▼
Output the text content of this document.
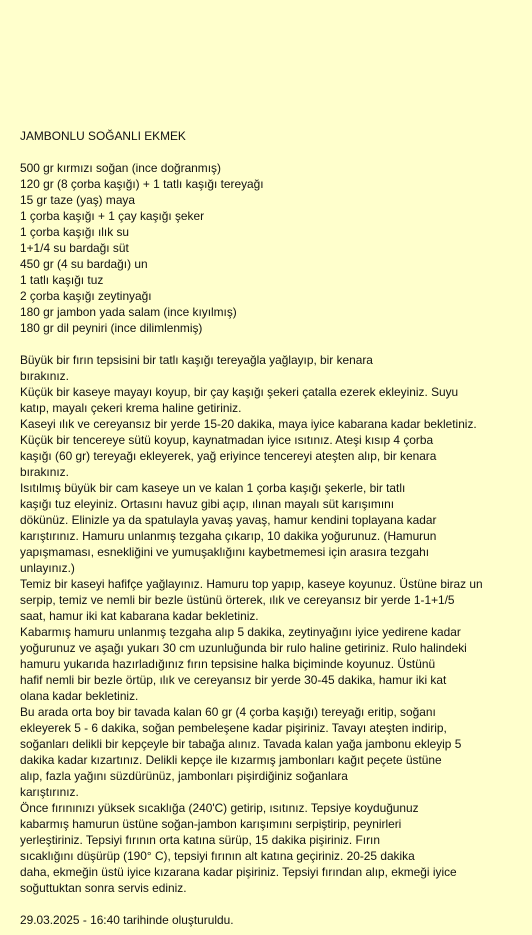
JAMBONLU SOĞANLI EKMEK
500 gr kırmızı soğan (ince doğranmış)
120 gr (8 çorba kaşığı) + 1 tatlı kaşığı tereyağı
15 gr taze (yaş) maya
1 çorba kaşığı + 1 çay kaşığı şeker
1 çorba kaşığı ılık su
1+1/4 su bardağı süt
450 gr (4 su bardağı) un
1 tatlı kaşığı tuz
2 çorba kaşığı zeytinyağı
180 gr jambon yada salam (ince kıyılmış)
180 gr dil peyniri (ince dilimlenmiş)
Büyük bir fırın tepsisini bir tatlı kaşığı tereyağla yağlayıp, bir kenara
bırakınız.
Küçük bir kaseye mayayı koyup, bir çay kaşığı şekeri çatalla ezerek ekleyiniz. Suyu
katıp, mayalı çekeri krema haline getiriniz.
Kaseyi ılık ve cereyansız bir yerde 15-20 dakika, maya iyice kabarana kadar bekletiniz.
Küçük bir tencereye sütü koyup, kaynatmadan iyice ısıtınız. Ateşi kısıp 4 çorba
kaşığı (60 gr) tereyağı ekleyerek, yağ eriyince tencereyi ateşten alıp, bir kenara
bırakınız.
Isıtılmış büyük bir cam kaseye un ve kalan 1 çorba kaşığı şekerle, bir tatlı
kaşığı tuz eleyiniz. Ortasını havuz gibi açıp, ılınan mayalı süt karışımını
dökünüz. Elinizle ya da spatulayla yavaş yavaş, hamur kendini toplayana kadar
karıştırınız. Hamuru unlanmış tezgaha çıkarıp, 10 dakika yoğurunuz. (Hamurun
yapışmaması, esnekliğini ve yumuşaklığını kaybetmemesi için arasıra tezgahı
unlayınız.)
Temiz bir kaseyi hafifçe yağlayınız. Hamuru top yapıp, kaseye koyunuz. Üstüne biraz un
serpip, temiz ve nemli bir bezle üstünü örterek, ılık ve cereyansız bir yerde 1-1+1/5
saat, hamur iki kat kabarana kadar bekletiniz.
Kabarmış hamuru unlanmış tezgaha alıp 5 dakika, zeytinyağını iyice yedirene kadar
yoğurunuz ve aşağı yukarı 30 cm uzunluğunda bir rulo haline getiriniz. Rulo halindeki
hamuru yukarıda hazırladığınız fırın tepsisine halka biçiminde koyunuz. Üstünü
hafif nemli bir bezle örtüp, ılık ve cereyansız bir yerde 30-45 dakika, hamur iki kat
olana kadar bekletiniz.
Bu arada orta boy bir tavada kalan 60 gr (4 çorba kaşığı) tereyağı eritip, soğanı
ekleyerek 5 - 6 dakika, soğan pembeleşene kadar pişiriniz. Tavayı ateşten indirip,
soğanları delikli bir kepçeyle bir tabağa alınız. Tavada kalan yağa jambonu ekleyip 5
dakika kadar kızartınız. Delikli kepçe ile kızarmış jambonları kağıt peçete üstüne
alıp, fazla yağını süzdürünüz, jambonları pişirdiğiniz soğanlara
karıştırınız.
Önce fırınınızı yüksek sıcaklığa (240'C) getirip, ısıtınız. Tepsiye koyduğunuz
kabarmış hamurun üstüne soğan-jambon karışımını serpiştirip, peynirleri
yerleştiriniz. Tepsiyi fırının orta katına sürüp, 15 dakika pişiriniz. Fırın
sıcaklığını düşürüp (190° C), tepsiyi fırının alt katına geçiriniz. 20-25 dakika
daha, ekmeğin üstü iyice kızarana kadar pişiriniz. Tepsiyi fırından alıp, ekmeği iyice
soğuttuktan sonra servis ediniz.
29.03.2025 - 16:40 tarihinde oluşturuldu.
▲
**What is required:** Restate every record exactly, please; do not copy the pictures.

**Exercise response:**
Output the text content of this document.
JAMBONLU SOĞANLI EKMEK
500 gr kırmızı soğan (ince doğranmış)
120 gr (8 çorba kaşığı) + 1 tatlı kaşığı tereyağı
15 gr taze (yaş) maya
1 çorba kaşığı + 1 çay kaşığı şeker
1 çorba kaşığı ılık su
1+1/4 su bardağı süt
450 gr (4 su bardağı) un
1 tatlı kaşığı tuz
2 çorba kaşığı zeytinyağı
180 gr jambon yada salam (ince kıyılmış)
180 gr dil peyniri (ince dilimlenmiş)
Büyük bir fırın tepsisini bir tatlı kaşığı tereyağla yağlayıp, bir kenara
bırakınız.
Küçük bir kaseye mayayı koyup, bir çay kaşığı şekeri çatalla ezerek ekleyiniz. Suyu
katıp, mayalı çekeri krema haline getiriniz.
Kaseyi ılık ve cereyansız bir yerde 15-20 dakika, maya iyice kabarana kadar bekletiniz.
Küçük bir tencereye sütü koyup, kaynatmadan iyice ısıtınız. Ateşi kısıp 4 çorba
kaşığı (60 gr) tereyağı ekleyerek, yağ eriyince tencereyi ateşten alıp, bir kenara
bırakınız.
Isıtılmış büyük bir cam kaseye un ve kalan 1 çorba kaşığı şekerle, bir tatlı
kaşığı tuz eleyiniz. Ortasını havuz gibi açıp, ılınan mayalı süt karışımını
dökünüz. Elinizle ya da spatulayla yavaş yavaş, hamur kendini toplayana kadar
karıştırınız. Hamuru unlanmış tezgaha çıkarıp, 10 dakika yoğurunuz. (Hamurun
yapışmaması, esnekliğini ve yumuşaklığını kaybetmemesi için arasıra tezgahı
unlayınız.)
Temiz bir kaseyi hafifçe yağlayınız. Hamuru top yapıp, kaseye koyunuz. Üstüne biraz un
serpip, temiz ve nemli bir bezle üstünü örterek, ılık ve cereyansız bir yerde 1-1+1/5
saat, hamur iki kat kabarana kadar bekletiniz.
Kabarmış hamuru unlanmış tezgaha alıp 5 dakika, zeytinyağını iyice yedirene kadar
yoğurunuz ve aşağı yukarı 30 cm uzunluğunda bir rulo haline getiriniz. Rulo halindeki
hamuru yukarıda hazırladığınız fırın tepsisine halka biçiminde koyunuz. Üstünü
hafif nemli bir bezle örtüp, ılık ve cereyansız bir yerde 30-45 dakika, hamur iki kat
olana kadar bekletiniz.
Bu arada orta boy bir tavada kalan 60 gr (4 çorba kaşığı) tereyağı eritip, soğanı
ekleyerek 5 - 6 dakika, soğan pembeleşene kadar pişiriniz. Tavayı ateşten indirip,
soğanları delikli bir kepçeyle bir tabağa alınız. Tavada kalan yağa jambonu ekleyip 5
dakika kadar kızartınız. Delikli kepçe ile kızarmış jambonları kağıt peçete üstüne
alıp, fazla yağını süzdürünüz, jambonları pişirdiğiniz soğanlara
karıştırınız.
Önce fırınınızı yüksek sıcaklığa (240'C) getirip, ısıtınız. Tepsiye koyduğunuz
kabarmış hamurun üstüne soğan-jambon karışımını serpiştirip, peynirleri
yerleştiriniz. Tepsiyi fırının orta katına sürüp, 15 dakika pişiriniz. Fırın
sıcaklığını düşürüp (190° C), tepsiyi fırının alt katına geçiriniz. 20-25 dakika
daha, ekmeğin üstü iyice kızarana kadar pişiriniz. Tepsiyi fırından alıp, ekmeği iyice
soğuttuktan sonra servis ediniz.
29.03.2025 - 16:40 tarihinde oluşturuldu.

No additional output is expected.